Each record below is to be reproduced without any change.

Dataset records:
○ ○ ○ ○

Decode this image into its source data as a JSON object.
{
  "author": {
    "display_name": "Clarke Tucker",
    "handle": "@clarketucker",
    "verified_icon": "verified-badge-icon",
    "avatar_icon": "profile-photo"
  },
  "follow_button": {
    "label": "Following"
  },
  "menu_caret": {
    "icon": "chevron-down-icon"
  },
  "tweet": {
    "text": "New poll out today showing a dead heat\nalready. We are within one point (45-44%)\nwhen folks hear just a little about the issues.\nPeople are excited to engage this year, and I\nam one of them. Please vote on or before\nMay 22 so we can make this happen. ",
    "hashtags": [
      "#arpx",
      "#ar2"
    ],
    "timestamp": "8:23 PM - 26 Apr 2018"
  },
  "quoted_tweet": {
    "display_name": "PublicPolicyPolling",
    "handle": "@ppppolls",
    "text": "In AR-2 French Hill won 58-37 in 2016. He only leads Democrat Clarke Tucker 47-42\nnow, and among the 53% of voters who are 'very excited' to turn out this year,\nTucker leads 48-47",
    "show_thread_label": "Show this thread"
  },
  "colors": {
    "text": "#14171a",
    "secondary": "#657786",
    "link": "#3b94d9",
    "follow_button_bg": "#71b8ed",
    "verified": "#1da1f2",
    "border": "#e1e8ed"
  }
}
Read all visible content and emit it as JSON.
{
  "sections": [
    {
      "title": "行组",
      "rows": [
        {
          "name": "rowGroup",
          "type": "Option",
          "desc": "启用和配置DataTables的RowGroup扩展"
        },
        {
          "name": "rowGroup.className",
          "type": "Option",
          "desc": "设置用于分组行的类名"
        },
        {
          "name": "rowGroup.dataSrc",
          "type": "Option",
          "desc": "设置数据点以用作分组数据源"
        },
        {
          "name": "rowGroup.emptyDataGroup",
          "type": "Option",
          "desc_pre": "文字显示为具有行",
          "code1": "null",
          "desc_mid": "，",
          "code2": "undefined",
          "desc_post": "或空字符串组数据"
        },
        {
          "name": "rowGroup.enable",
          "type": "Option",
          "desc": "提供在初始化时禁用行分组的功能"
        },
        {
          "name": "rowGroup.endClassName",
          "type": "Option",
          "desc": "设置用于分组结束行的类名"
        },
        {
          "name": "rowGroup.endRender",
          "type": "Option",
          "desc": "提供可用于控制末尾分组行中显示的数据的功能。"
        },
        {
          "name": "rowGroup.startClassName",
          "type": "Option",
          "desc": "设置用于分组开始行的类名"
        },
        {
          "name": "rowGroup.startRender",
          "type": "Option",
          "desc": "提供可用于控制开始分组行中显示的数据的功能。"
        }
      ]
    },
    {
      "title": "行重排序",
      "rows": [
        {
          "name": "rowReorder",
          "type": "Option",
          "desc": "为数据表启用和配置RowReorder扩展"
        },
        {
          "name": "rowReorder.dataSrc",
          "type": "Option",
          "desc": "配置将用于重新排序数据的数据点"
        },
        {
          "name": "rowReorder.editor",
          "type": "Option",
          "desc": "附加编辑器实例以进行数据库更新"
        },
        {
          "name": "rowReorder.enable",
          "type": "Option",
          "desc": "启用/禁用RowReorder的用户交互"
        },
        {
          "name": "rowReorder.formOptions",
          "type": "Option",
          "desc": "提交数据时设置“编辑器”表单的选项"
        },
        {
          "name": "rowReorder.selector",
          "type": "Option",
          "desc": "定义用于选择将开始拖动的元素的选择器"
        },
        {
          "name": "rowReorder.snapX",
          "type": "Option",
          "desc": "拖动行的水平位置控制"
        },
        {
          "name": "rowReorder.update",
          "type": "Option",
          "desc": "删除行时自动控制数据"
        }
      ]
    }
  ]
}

○ ○ ○ ○

* RESPONSE TO THE TASK
Decode this image into its source data as a JSON object.
{
  "author": {
    "display_name": "Clarke Tucker",
    "handle": "@clarketucker",
    "verified_icon": "verified-badge-icon",
    "avatar_icon": "profile-photo"
  },
  "follow_button": {
    "label": "Following"
  },
  "menu_caret": {
    "icon": "chevron-down-icon"
  },
  "tweet": {
    "text": "New poll out today showing a dead heat\nalready. We are within one point (45-44%)\nwhen folks hear just a little about the issues.\nPeople are excited to engage this year, and I\nam one of them. Please vote on or before\nMay 22 so we can make this happen. ",
    "hashtags": [
      "#arpx",
      "#ar2"
    ],
    "timestamp": "8:23 PM - 26 Apr 2018"
  },
  "quoted_tweet": {
    "display_name": "PublicPolicyPolling",
    "handle": "@ppppolls",
    "text": "In AR-2 French Hill won 58-37 in 2016. He only leads Democrat Clarke Tucker 47-42\nnow, and among the 53% of voters who are 'very excited' to turn out this year,\nTucker leads 48-47",
    "show_thread_label": "Show this thread"
  },
  "colors": {
    "text": "#14171a",
    "secondary": "#657786",
    "link": "#3b94d9",
    "follow_button_bg": "#71b8ed",
    "verified": "#1da1f2",
    "border": "#e1e8ed"
  }
}
Read all visible content and emit it as JSON.
{
  "sections": [
    {
      "title": "行组",
      "rows": [
        {
          "name": "rowGroup",
          "type": "Option",
          "desc": "启用和配置DataTables的RowGroup扩展"
        },
        {
          "name": "rowGroup.className",
          "type": "Option",
          "desc": "设置用于分组行的类名"
        },
        {
          "name": "rowGroup.dataSrc",
          "type": "Option",
          "desc": "设置数据点以用作分组数据源"
        },
        {
          "name": "rowGroup.emptyDataGroup",
          "type": "Option",
          "desc_pre": "文字显示为具有行",
          "code1": "null",
          "desc_mid": "，",
          "code2": "undefined",
          "desc_post": "或空字符串组数据"
        },
        {
          "name": "rowGroup.enable",
          "type": "Option",
          "desc": "提供在初始化时禁用行分组的功能"
        },
        {
          "name": "rowGroup.endClassName",
          "type": "Option",
          "desc": "设置用于分组结束行的类名"
        },
        {
          "name": "rowGroup.endRender",
          "type": "Option",
          "desc": "提供可用于控制末尾分组行中显示的数据的功能。"
        },
        {
          "name": "rowGroup.startClassName",
          "type": "Option",
          "desc": "设置用于分组开始行的类名"
        },
        {
          "name": "rowGroup.startRender",
          "type": "Option",
          "desc": "提供可用于控制开始分组行中显示的数据的功能。"
        }
      ]
    },
    {
      "title": "行重排序",
      "rows": [
        {
          "name": "rowReorder",
          "type": "Option",
          "desc": "为数据表启用和配置RowReorder扩展"
        },
        {
          "name": "rowReorder.dataSrc",
          "type": "Option",
          "desc": "配置将用于重新排序数据的数据点"
        },
        {
          "name": "rowReorder.editor",
          "type": "Option",
          "desc": "附加编辑器实例以进行数据库更新"
        },
        {
          "name": "rowReorder.enable",
          "type": "Option",
          "desc": "启用/禁用RowReorder的用户交互"
        },
        {
          "name": "rowReorder.formOptions",
          "type": "Option",
          "desc": "提交数据时设置“编辑器”表单的选项"
        },
        {
          "name": "rowReorder.selector",
          "type": "Option",
          "desc": "定义用于选择将开始拖动的元素的选择器"
        },
        {
          "name": "rowReorder.snapX",
          "type": "Option",
          "desc": "拖动行的水平位置控制"
        },
        {
          "name": "rowReorder.update",
          "type": "Option",
          "desc": "删除行时自动控制数据"
        }
      ]
    }
  ]
}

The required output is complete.